--- BEGIN Data extract ---

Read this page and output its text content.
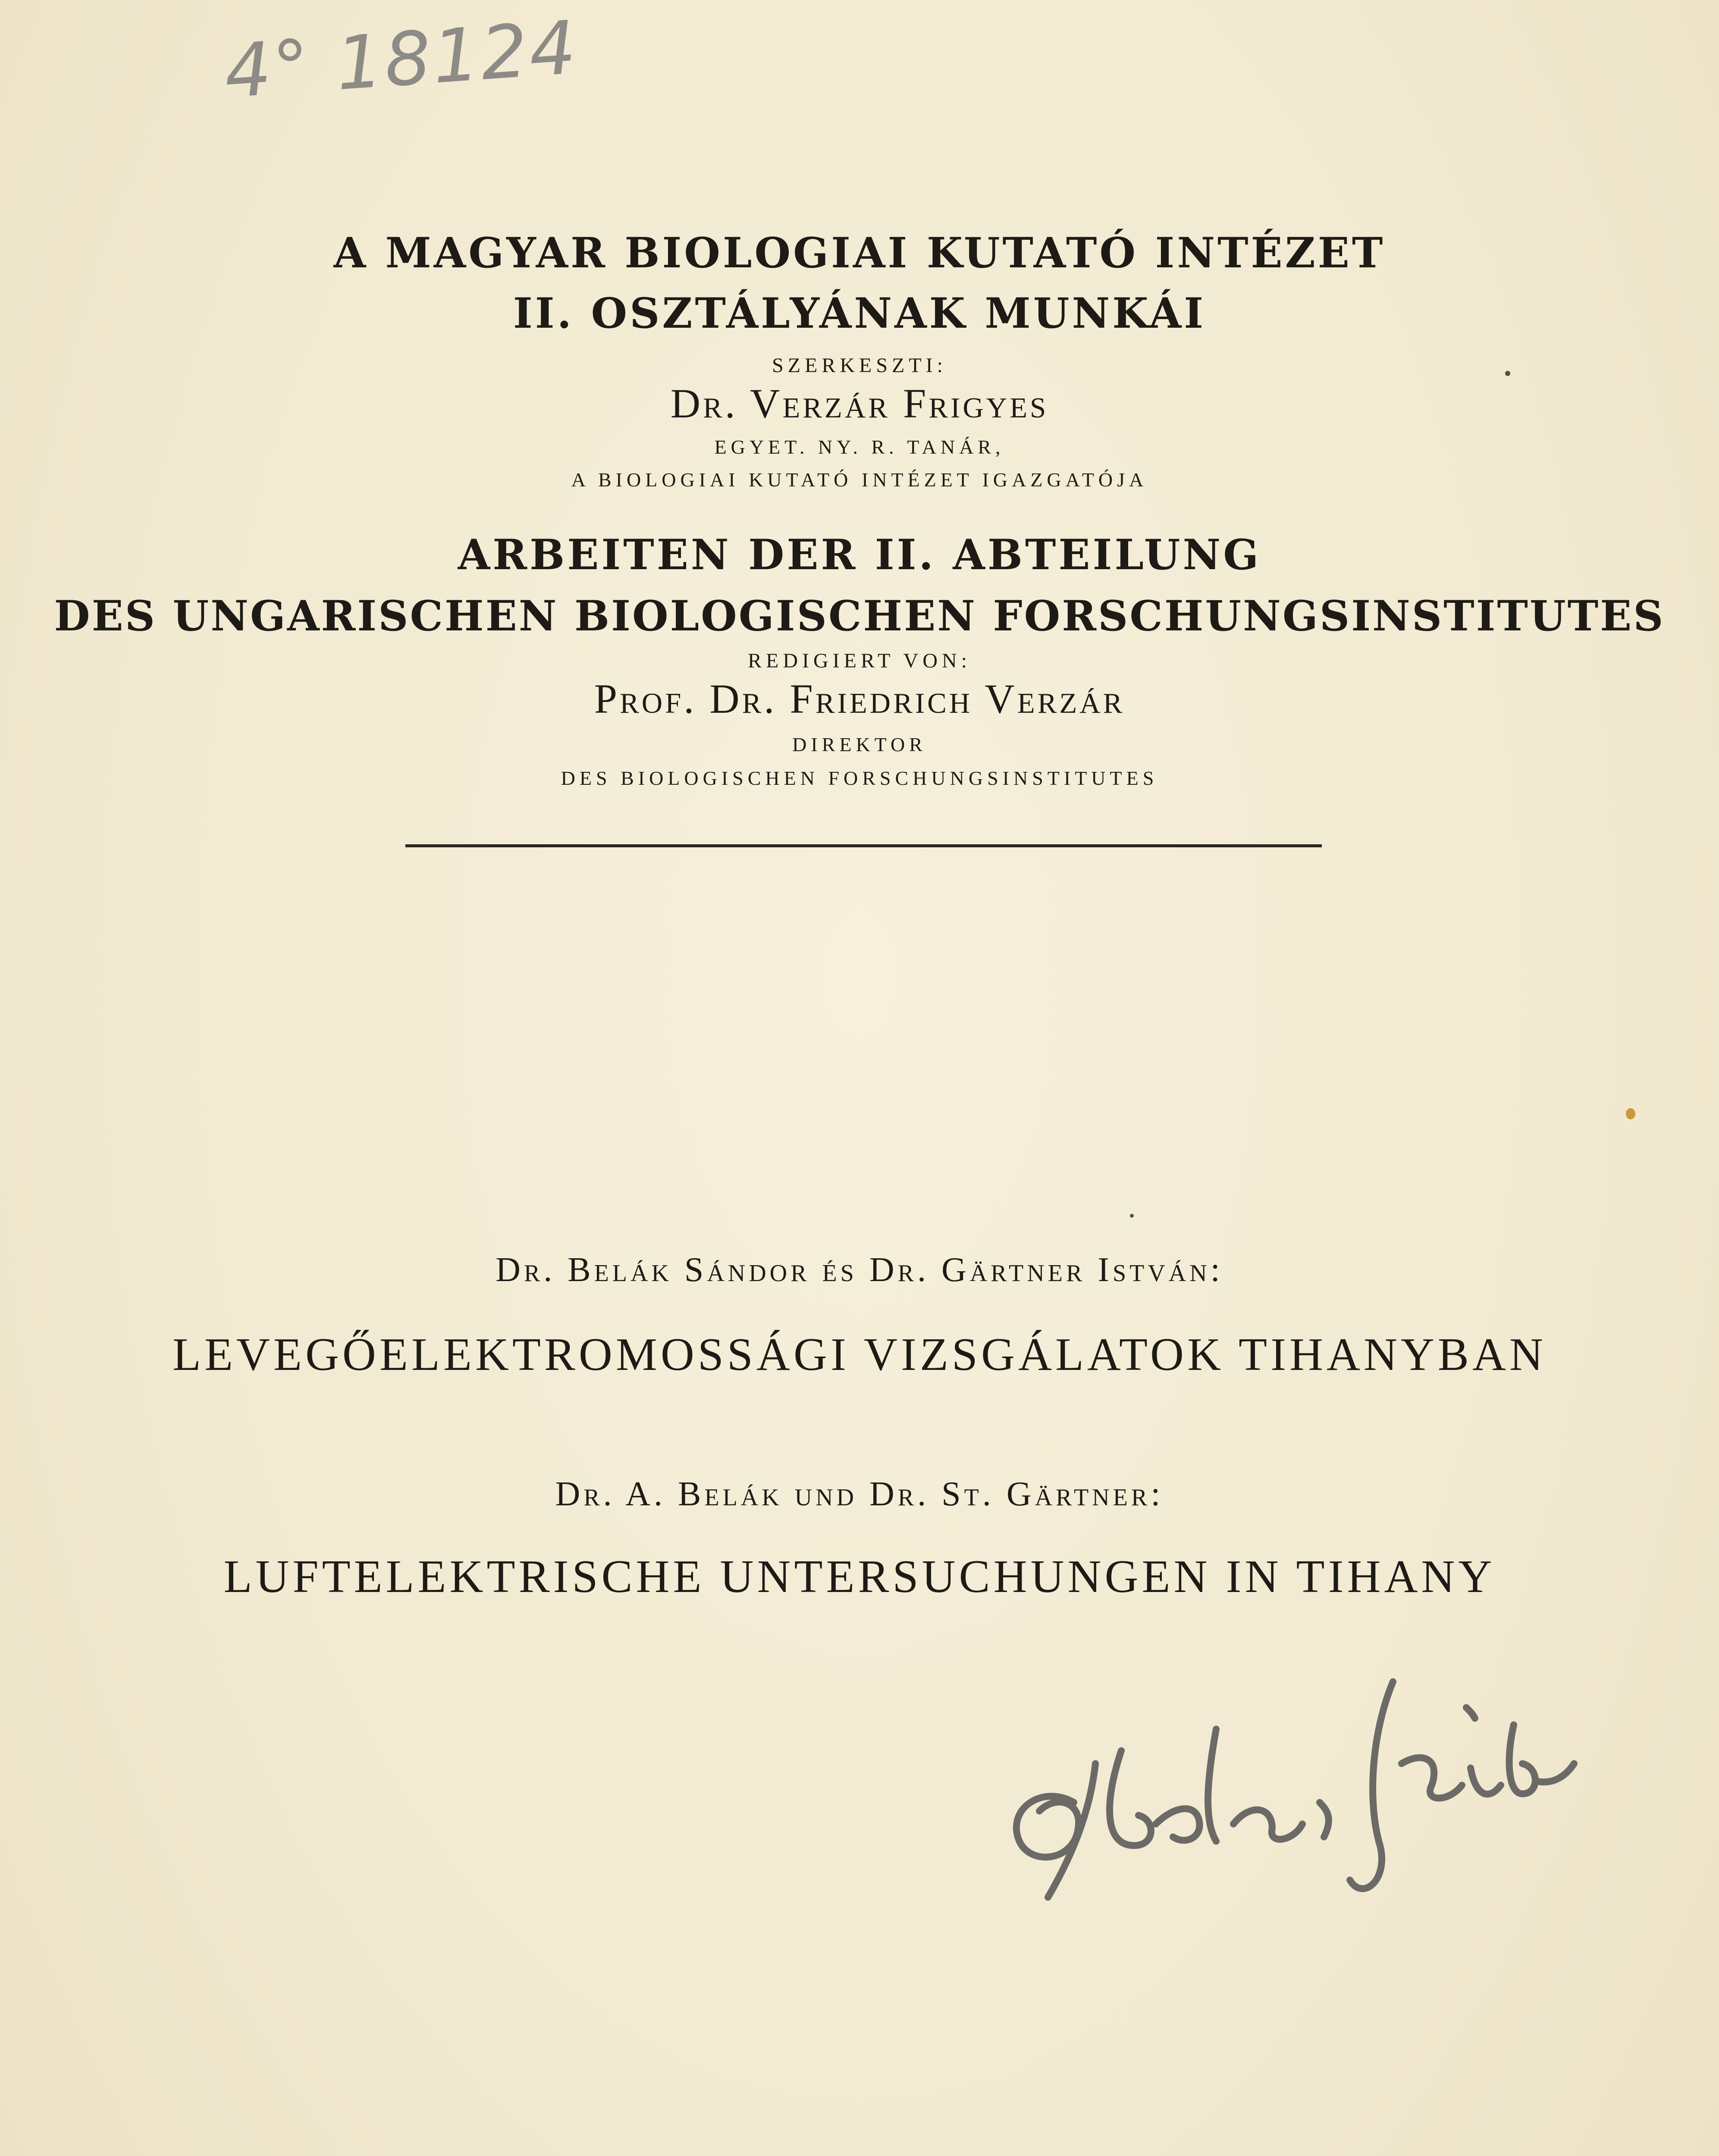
4° 18124
A MAGYAR BIOLOGIAI KUTATÓ INTÉZET
II. OSZTÁLYÁNAK MUNKÁI
SZERKESZTI:
Dr. Verzár Frigyes
EGYET. NY. R. TANÁR,
A BIOLOGIAI KUTATÓ INTÉZET IGAZGATÓJA
ARBEITEN DER II. ABTEILUNG
DES UNGARISCHEN BIOLOGISCHEN FORSCHUNGSINSTITUTES
REDIGIERT VON:
Prof. Dr. Friedrich Verzár
DIREKTOR
DES BIOLOGISCHEN FORSCHUNGSINSTITUTES
Dr. Belák Sándor és Dr. Gärtner István:
LEVEGŐELEKTROMOSSÁGI VIZSGÁLATOK TIHANYBAN
Dr. A. Belák und Dr. St. Gärtner:
LUFTELEKTRISCHE UNTERSUCHUNGEN IN TIHANY
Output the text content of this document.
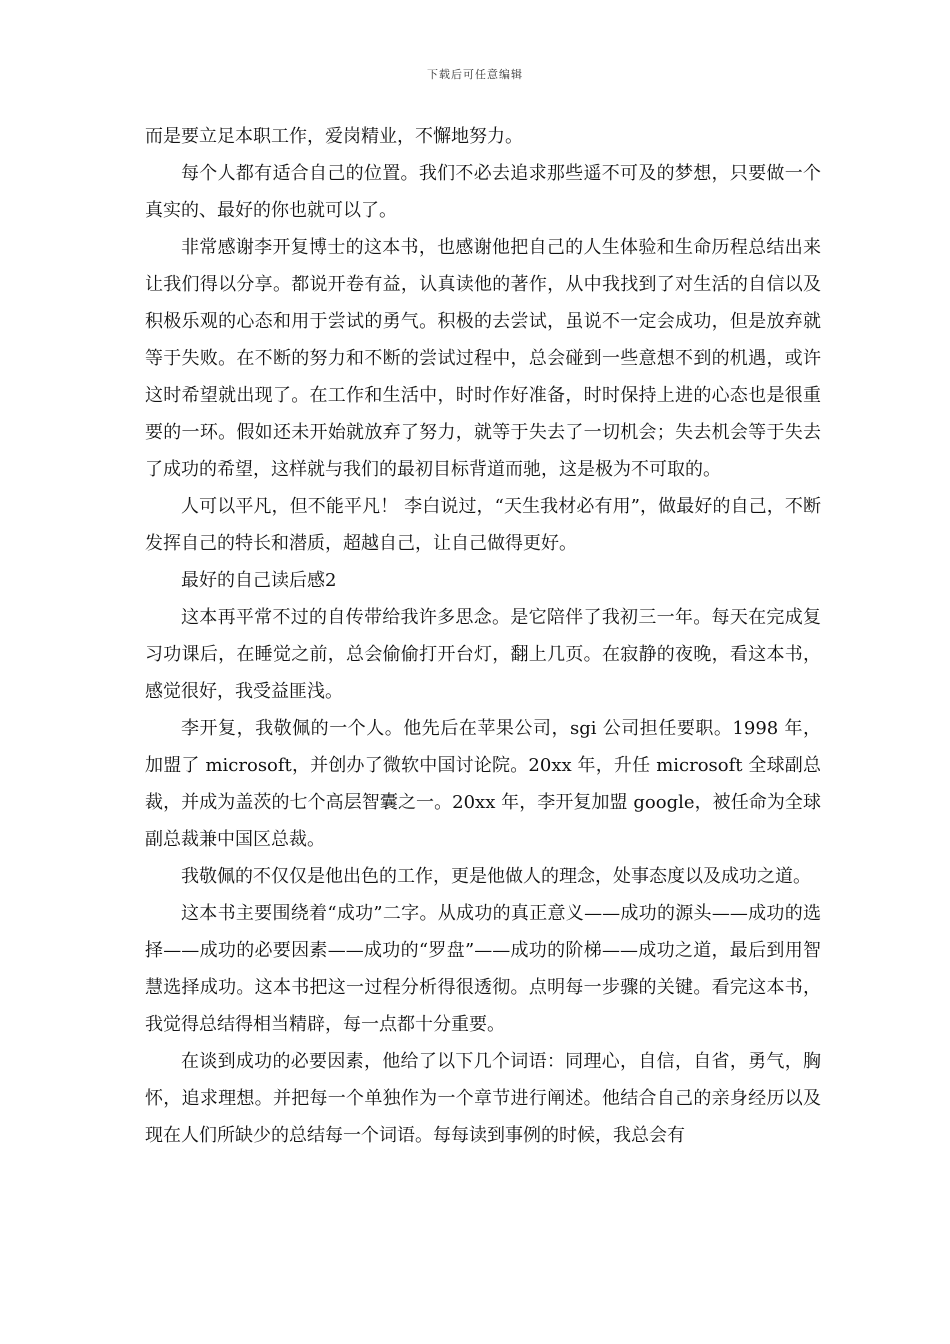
下载后可任意编辑

而是要立足本职工作，爱岗精业，不懈地努力。

每个人都有适合自己的位置。我们不必去追求那些遥不可及的梦想，只要做一个真实的、最好的你也就可以了。

非常感谢李开复博士的这本书，也感谢他把自己的人生体验和生命历程总结出来让我们得以分享。都说开卷有益，认真读他的著作，从中我找到了对生活的自信以及积极乐观的心态和用于尝试的勇气。积极的去尝试，虽说不一定会成功，但是放弃就等于失败。在不断的努力和不断的尝试过程中，总会碰到一些意想不到的机遇，或许这时希望就出现了。在工作和生活中，时时作好准备，时时保持上进的心态也是很重要的一环。假如还未开始就放弃了努力，就等于失去了一切机会；失去机会等于失去了成功的希望，这样就与我们的最初目标背道而驰，这是极为不可取的。

人可以平凡，但不能平凡！ 李白说过，“天生我材必有用”，做最好的自己，不断发挥自己的特长和潜质，超越自己，让自己做得更好。

最好的自己读后感2

这本再平常不过的自传带给我许多思念。是它陪伴了我初三一年。每天在完成复习功课后，在睡觉之前，总会偷偷打开台灯，翻上几页。在寂静的夜晚，看这本书，感觉很好，我受益匪浅。

李开复，我敬佩的一个人。他先后在苹果公司，sgi 公司担任要职。1998 年，加盟了 microsoft，并创办了微软中国讨论院。20xx 年，升任 microsoft 全球副总裁，并成为盖茨的七个高层智囊之一。20xx 年，李开复加盟 google，被任命为全球副总裁兼中国区总裁。

我敬佩的不仅仅是他出色的工作，更是他做人的理念，处事态度以及成功之道。

这本书主要围绕着“成功”二字。从成功的真正意义——成功的源头——成功的选择——成功的必要因素——成功的“罗盘”——成功的阶梯——成功之道，最后到用智慧选择成功。这本书把这一过程分析得很透彻。点明每一步骤的关键。看完这本书，我觉得总结得相当精辟，每一点都十分重要。

在谈到成功的必要因素，他给了以下几个词语：同理心，自信，自省，勇气，胸怀，追求理想。并把每一个单独作为一个章节进行阐述。他结合自己的亲身经历以及现在人们所缺少的总结每一个词语。每每读到事例的时候，我总会有
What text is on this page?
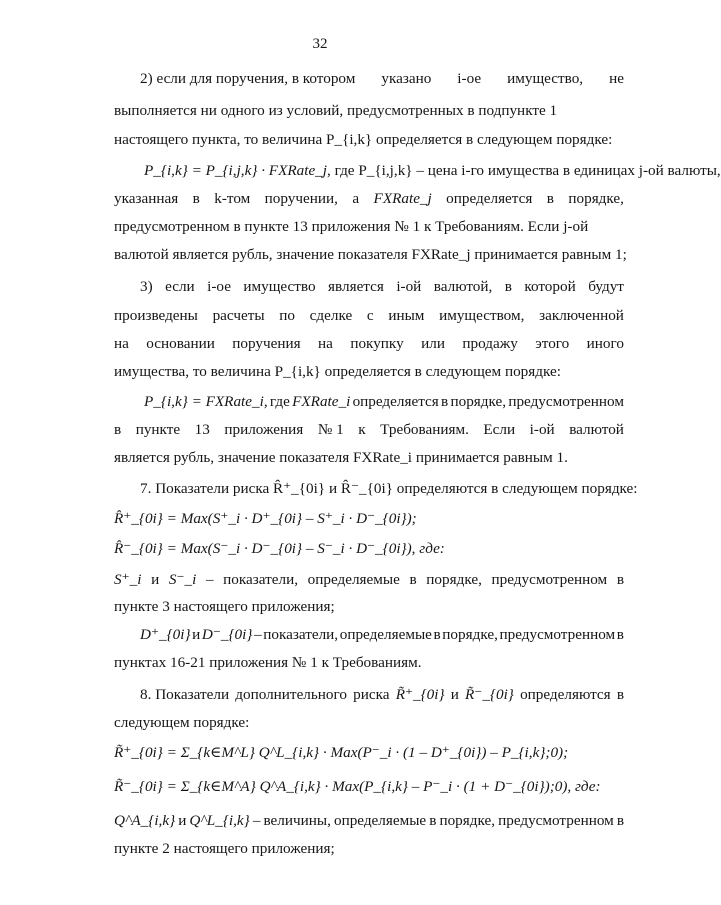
32
2) если для поручения, в котором указано i-ое имущество, не
выполняется ни одного из условий, предусмотренных в подпункте 1
настоящего пункта, то величина P_{i,k} определяется в следующем порядке:
P_{i,k} = P_{i,j,k} · FXRate_j, где P_{i,j,k} – цена i-го имущества в единицах j-ой валюты,
указанная в k-том поручении, а FXRate_j определяется в порядке,
предусмотренном в пункте 13 приложения № 1 к Требованиям. Если j-ой
валютой является рубль, значение показателя FXRate_j принимается равным 1;
3) если i-ое имущество является i-ой валютой, в которой будут
произведены расчеты по сделке с иным имуществом, заключенной
на основании поручения на покупку или продажу этого иного
имущества, то величина P_{i,k} определяется в следующем порядке:
P_{i,k} = FXRate_i, где FXRate_i определяется в порядке, предусмотренном
в пункте 13 приложения № 1 к Требованиям. Если i-ой валютой
является рубль, значение показателя FXRate_i принимается равным 1.
7. Показатели риска R̂⁺_{0i} и R̂⁻_{0i} определяются в следующем порядке:
R̂⁺_{0i} = Max(S⁺_i · D⁺_{0i} – S⁺_i · D⁻_{0i});
R̂⁻_{0i} = Max(S⁻_i · D⁻_{0i} – S⁻_i · D⁻_{0i}), где:
S⁺_i и S⁻_i – показатели, определяемые в порядке, предусмотренном в
пункте 3 настоящего приложения;
D⁺_{0i} и D⁻_{0i} – показатели, определяемые в порядке, предусмотренном в
пунктах 16-21 приложения № 1 к Требованиям.
8. Показатели дополнительного риска R̃⁺_{0i} и R̃⁻_{0i} определяются в
следующем порядке:
R̃⁺_{0i} = Σ_{k∈M^L} Q^L_{i,k} · Max(P⁻_i · (1 – D⁺_{0i}) – P_{i,k};0);
R̃⁻_{0i} = Σ_{k∈M^A} Q^A_{i,k} · Max(P_{i,k} – P⁻_i · (1 + D⁻_{0i});0), где:
Q^A_{i,k} и Q^L_{i,k} – величины, определяемые в порядке, предусмотренном в
пункте 2 настоящего приложения;
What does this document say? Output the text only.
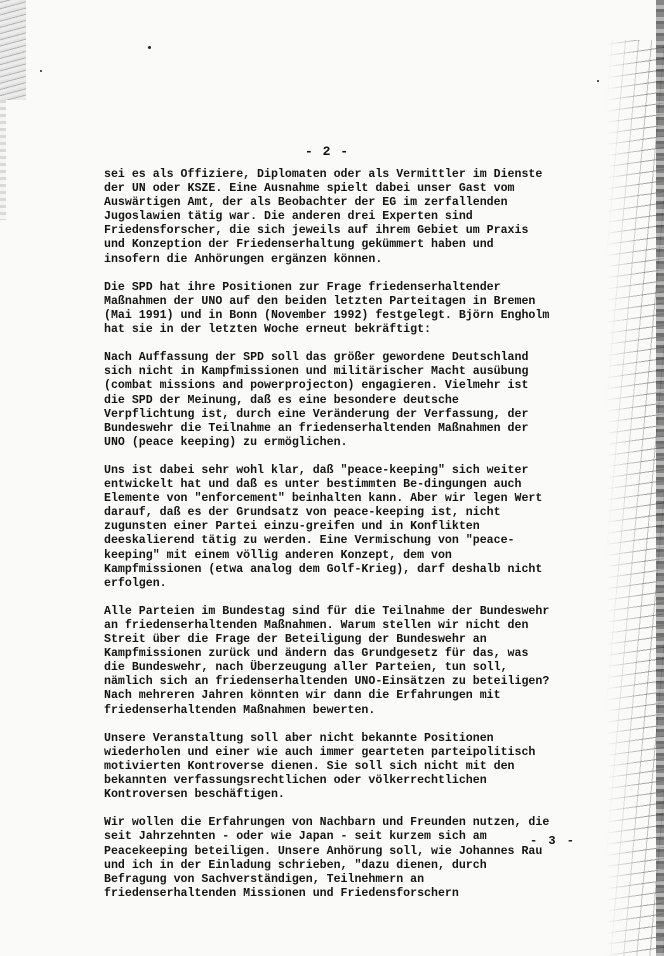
- 2 -
sei es als Offiziere, Diplomaten oder als Vermittler im Dienste
der UN oder KSZE. Eine Ausnahme spielt dabei unser Gast vom
Auswärtigen Amt, der als Beobachter der EG im zerfallenden
Jugoslawien tätig war. Die anderen drei Experten sind
Friedensforscher, die sich jeweils auf ihrem Gebiet um Praxis
und Konzeption der Friedenserhaltung gekümmert haben und
insofern die Anhörungen ergänzen können.
Die SPD hat ihre Positionen zur Frage friedenserhaltender
Maßnahmen der UNO auf den beiden letzten Parteitagen in Bremen
(Mai 1991) und in Bonn (November 1992) festgelegt. Björn Engholm
hat sie in der letzten Woche erneut bekräftigt:
Nach Auffassung der SPD soll das größer gewordene Deutschland
sich nicht in Kampfmissionen und militärischer Macht ausübung
(combat missions and powerprojecton) engagieren. Vielmehr ist
die SPD der Meinung, daß es eine besondere deutsche
Verpflichtung ist, durch eine Veränderung der Verfassung, der
Bundeswehr die Teilnahme an friedenserhaltenden Maßnahmen der
UNO (peace keeping) zu ermöglichen.
Uns ist dabei sehr wohl klar, daß "peace-keeping" sich weiter
entwickelt hat und daß es unter bestimmten Be-dingungen auch
Elemente von "enforcement" beinhalten kann. Aber wir legen Wert
darauf, daß es der Grundsatz von peace-keeping ist, nicht
zugunsten einer Partei einzu-greifen und in Konflikten
deeskalierend tätig zu werden. Eine Vermischung von "peace-
keeping" mit einem völlig anderen Konzept, dem von
Kampfmissionen (etwa analog dem Golf-Krieg), darf deshalb nicht
erfolgen.
Alle Parteien im Bundestag sind für die Teilnahme der Bundeswehr
an friedenserhaltenden Maßnahmen. Warum stellen wir nicht den
Streit über die Frage der Beteiligung der Bundeswehr an
Kampfmissionen zurück und ändern das Grundgesetz für das, was
die Bundeswehr, nach Überzeugung aller Parteien, tun soll,
nämlich sich an friedenserhaltenden UNO-Einsätzen zu beteiligen?
Nach mehreren Jahren könnten wir dann die Erfahrungen mit
friedenserhaltenden Maßnahmen bewerten.
Unsere Veranstaltung soll aber nicht bekannte Positionen
wiederholen und einer wie auch immer gearteten parteipolitisch
motivierten Kontroverse dienen. Sie soll sich nicht mit den
bekannten verfassungsrechtlichen oder völkerrechtlichen
Kontroversen beschäftigen.
Wir wollen die Erfahrungen von Nachbarn und Freunden nutzen, die
seit Jahrzehnten - oder wie Japan - seit kurzem sich am
Peacekeeping beteiligen. Unsere Anhörung soll, wie Johannes Rau
und ich in der Einladung schrieben, "dazu dienen, durch
Befragung von Sachverständigen, Teilnehmern an
friedenserhaltenden Missionen und Friedensforschern
- 3 -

--- END Data extract ---

Directions for this task:
Using the listing above, state the number of lines that hold "content", with no other text.

Exercise result:
2